╭─ Data shown

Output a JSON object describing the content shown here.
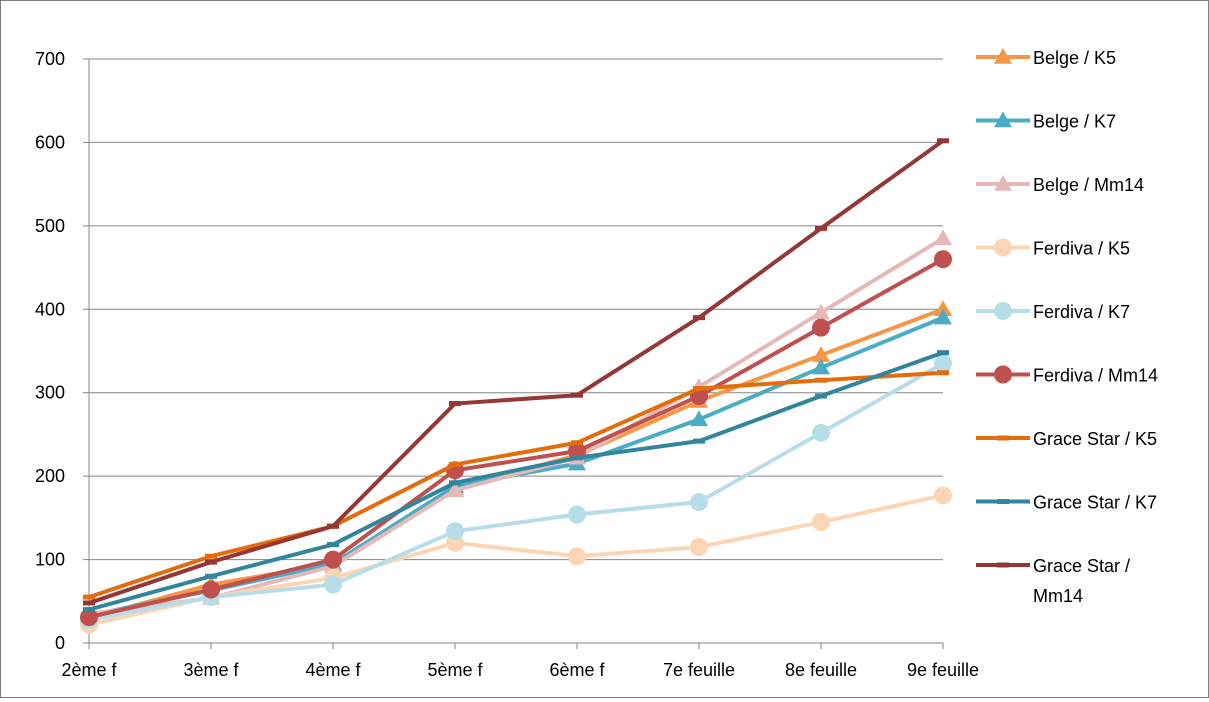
{
  "chart_data": {
    "type": "line",
    "categories": [
      "2ème f",
      "3ème f",
      "4ème f",
      "5ème f",
      "6ème f",
      "7e feuille",
      "8e feuille",
      "9e feuille"
    ],
    "ylim": [
      0,
      700
    ],
    "yticks": [
      "0",
      "100",
      "200",
      "300",
      "400",
      "500",
      "600",
      "700"
    ],
    "grid": "horizontal",
    "legend_position": "right",
    "series": [
      {
        "name": "Belge / K5",
        "color": "#F79646",
        "marker": "triangle",
        "values": [
          30,
          70,
          95,
          185,
          225,
          290,
          345,
          400
        ]
      },
      {
        "name": "Belge / K7",
        "color": "#4BACC6",
        "marker": "triangle",
        "values": [
          33,
          63,
          95,
          188,
          215,
          268,
          330,
          390
        ]
      },
      {
        "name": "Belge / Mm14",
        "color": "#E6B9B8",
        "marker": "triangle",
        "values": [
          35,
          54,
          92,
          183,
          222,
          307,
          396,
          485
        ]
      },
      {
        "name": "Ferdiva / K5",
        "color": "#FCD5B5",
        "marker": "circle",
        "values": [
          22,
          55,
          78,
          120,
          104,
          115,
          145,
          177
        ]
      },
      {
        "name": "Ferdiva / K7",
        "color": "#B7DEE8",
        "marker": "circle",
        "values": [
          28,
          55,
          70,
          134,
          154,
          169,
          252,
          335
        ]
      },
      {
        "name": "Ferdiva / Mm14",
        "color": "#C0504D",
        "marker": "circle",
        "values": [
          31,
          64,
          100,
          207,
          230,
          296,
          378,
          460
        ]
      },
      {
        "name": "Grace Star / K5",
        "color": "#E46C0A",
        "marker": "dash",
        "values": [
          55,
          104,
          140,
          214,
          240,
          305,
          315,
          324
        ]
      },
      {
        "name": "Grace Star / K7",
        "color": "#31859C",
        "marker": "dash",
        "values": [
          40,
          80,
          118,
          192,
          222,
          242,
          296,
          348
        ]
      },
      {
        "name": "Grace Star / Mm14",
        "legend_lines": [
          "Grace Star /",
          "Mm14"
        ],
        "color": "#953735",
        "marker": "dash",
        "values": [
          48,
          97,
          140,
          287,
          297,
          390,
          497,
          602
        ]
      }
    ]
  }
}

╰─

Your objective: List all lines above in which the string "color" appears.

Result of the exercise:
        "color": "#F79646",
        "color": "#4BACC6",
        "color": "#E6B9B8",
        "color": "#FCD5B5",
        "color": "#B7DEE8",
        "color": "#C0504D",
        "color": "#E46C0A",
        "color": "#31859C",
        "color": "#953735",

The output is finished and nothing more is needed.